-- start QUOTED PASSAGE --
Thursday, January 21, 2010

Tour De Lopez pt. 2: The Day of the Ride

Steve-O on the day of the ride

By Saturday morning, the only remnants of my asthma episode were a few chronic wheezes and a whole lot of personal frustration. When an asthma attack happens and you could have avoided it, it’s best to deal with it head on. See it for what it was and learn from it: Severe chest pains--that’s bad. Paramedics were called--that’s bad. Not cardiac related--that’s good. Avoidable--that’s the key. I didn’t respect my limits and I paid the price. So I looked at the Saturday ride as the perfect opportunity to get it right. I felt good enough to ride, but not good enough to push myself to an edge. I would need to keep from exerting myself too much, because that’s an absolute trigger. Stay loose on the downhills, take it e-a-s-y on the climbs.
-- end QUOTED PASSAGE --
-- start SUPPLIED RECORDS --
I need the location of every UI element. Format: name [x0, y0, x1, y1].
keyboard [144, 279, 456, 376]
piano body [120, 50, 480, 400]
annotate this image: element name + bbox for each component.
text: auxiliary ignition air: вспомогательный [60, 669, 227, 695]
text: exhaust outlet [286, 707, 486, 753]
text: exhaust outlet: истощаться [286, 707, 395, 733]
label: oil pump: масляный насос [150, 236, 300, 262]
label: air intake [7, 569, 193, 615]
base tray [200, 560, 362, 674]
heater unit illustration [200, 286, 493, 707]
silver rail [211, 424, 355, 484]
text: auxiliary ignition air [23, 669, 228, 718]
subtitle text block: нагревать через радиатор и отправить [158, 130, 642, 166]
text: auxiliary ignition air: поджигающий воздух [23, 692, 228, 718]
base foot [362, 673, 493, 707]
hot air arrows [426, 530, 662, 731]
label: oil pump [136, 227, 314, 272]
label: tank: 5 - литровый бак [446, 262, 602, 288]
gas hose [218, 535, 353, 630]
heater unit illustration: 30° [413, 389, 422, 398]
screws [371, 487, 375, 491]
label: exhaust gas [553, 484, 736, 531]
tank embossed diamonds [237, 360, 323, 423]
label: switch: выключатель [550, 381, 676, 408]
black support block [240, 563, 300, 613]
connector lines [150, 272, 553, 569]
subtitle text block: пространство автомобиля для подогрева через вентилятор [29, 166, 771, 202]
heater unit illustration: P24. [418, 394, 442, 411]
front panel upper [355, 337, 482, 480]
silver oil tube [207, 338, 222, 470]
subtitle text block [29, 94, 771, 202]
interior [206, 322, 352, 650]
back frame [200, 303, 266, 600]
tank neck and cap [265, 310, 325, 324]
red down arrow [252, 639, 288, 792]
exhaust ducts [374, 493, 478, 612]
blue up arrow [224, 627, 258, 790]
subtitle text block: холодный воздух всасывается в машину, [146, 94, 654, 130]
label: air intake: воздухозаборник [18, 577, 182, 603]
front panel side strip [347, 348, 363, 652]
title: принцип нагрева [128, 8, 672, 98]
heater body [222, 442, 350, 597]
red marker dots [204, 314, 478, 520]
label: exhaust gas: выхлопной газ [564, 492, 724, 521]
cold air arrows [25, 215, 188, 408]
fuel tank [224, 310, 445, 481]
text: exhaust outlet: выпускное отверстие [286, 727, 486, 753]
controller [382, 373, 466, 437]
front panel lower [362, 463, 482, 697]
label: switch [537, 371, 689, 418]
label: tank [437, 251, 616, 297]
-- end SUPPLIED RECORDS --
TASK STATEMENT> In the Tour De Lopez post, what approach does the writer plan to take on the climbs?

PROBLEM SOLUTION> Take it easy on the climbs.